**** GIVEN INFORMATION ****

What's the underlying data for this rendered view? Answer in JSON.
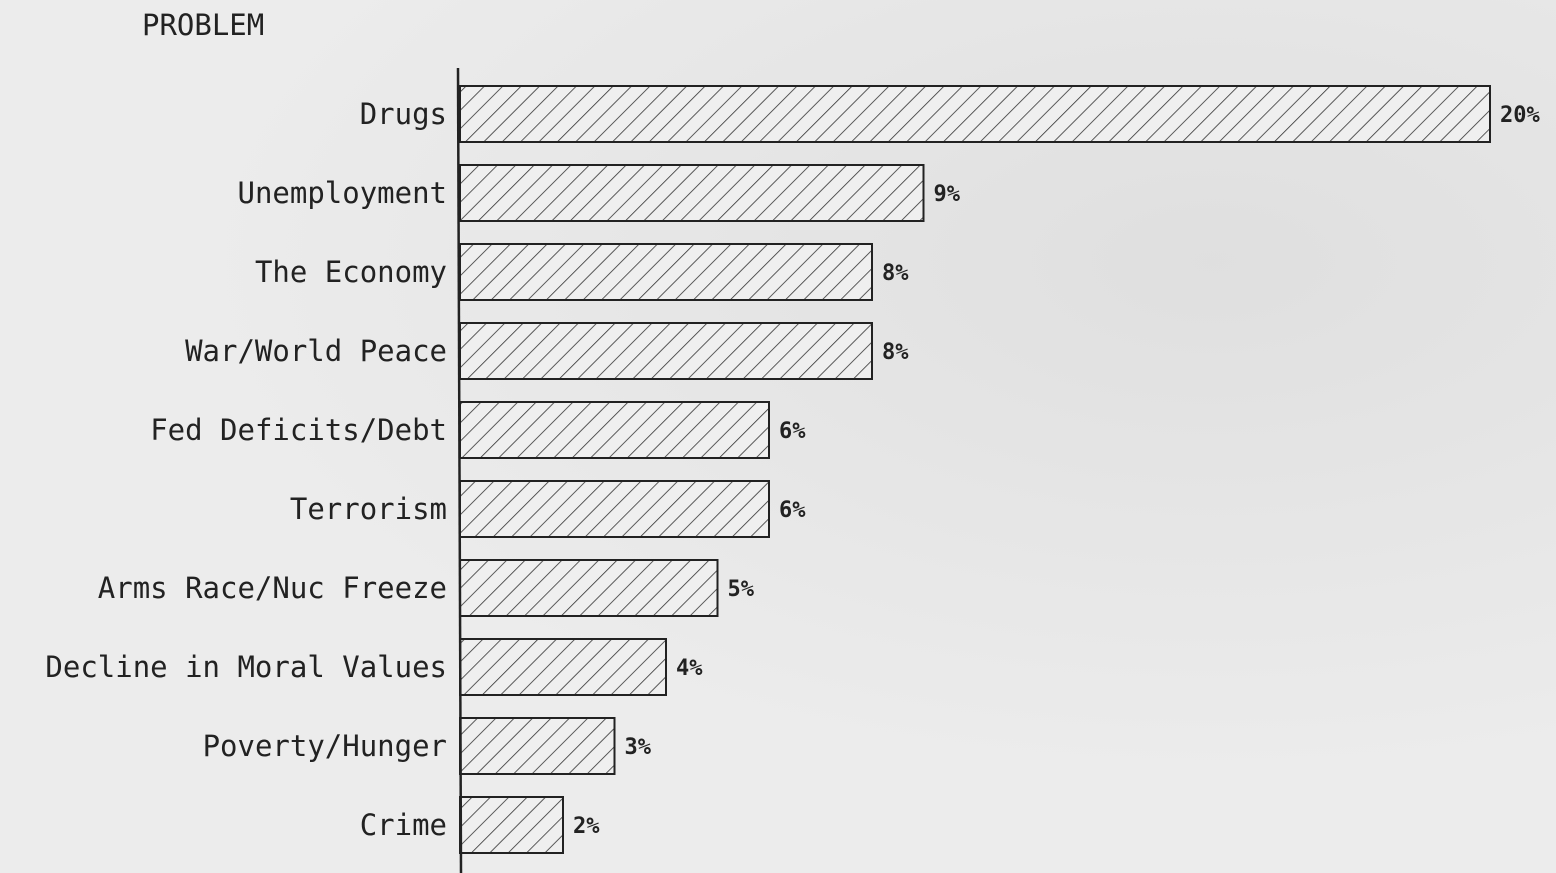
{
  "chart_data": {
    "type": "bar",
    "orientation": "horizontal",
    "title": "PROBLEM",
    "categories": [
      "Drugs",
      "Unemployment",
      "The Economy",
      "War/World Peace",
      "Fed Deficits/Debt",
      "Terrorism",
      "Arms Race/Nuc Freeze",
      "Decline in Moral Values",
      "Poverty/Hunger",
      "Crime"
    ],
    "values": [
      20,
      9,
      8,
      8,
      6,
      6,
      5,
      4,
      3,
      2
    ],
    "value_labels": [
      "20%",
      "9%",
      "8%",
      "8%",
      "6%",
      "6%",
      "5%",
      "4%",
      "3%",
      "2%"
    ],
    "unit": "%",
    "xlim": [
      0,
      20
    ],
    "grid": false,
    "bar_fill": "hatched",
    "colors": {
      "bar_stroke": "#222222",
      "hatch": "#333333",
      "bar_fill": "#eeeeee",
      "text": "#222222"
    }
  }
}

****

GIVEN REQUEST:
Repeat every record above exactly, but leave out any pictures.

FULL RESPONSE:
What's the underlying data for this rendered view? Answer in JSON.
{
  "chart_data": {
    "type": "bar",
    "orientation": "horizontal",
    "title": "PROBLEM",
    "categories": [
      "Drugs",
      "Unemployment",
      "The Economy",
      "War/World Peace",
      "Fed Deficits/Debt",
      "Terrorism",
      "Arms Race/Nuc Freeze",
      "Decline in Moral Values",
      "Poverty/Hunger",
      "Crime"
    ],
    "values": [
      20,
      9,
      8,
      8,
      6,
      6,
      5,
      4,
      3,
      2
    ],
    "value_labels": [
      "20%",
      "9%",
      "8%",
      "8%",
      "6%",
      "6%",
      "5%",
      "4%",
      "3%",
      "2%"
    ],
    "unit": "%",
    "xlim": [
      0,
      20
    ],
    "grid": false,
    "bar_fill": "hatched",
    "colors": {
      "bar_stroke": "#222222",
      "hatch": "#333333",
      "bar_fill": "#eeeeee",
      "text": "#222222"
    }
  }
}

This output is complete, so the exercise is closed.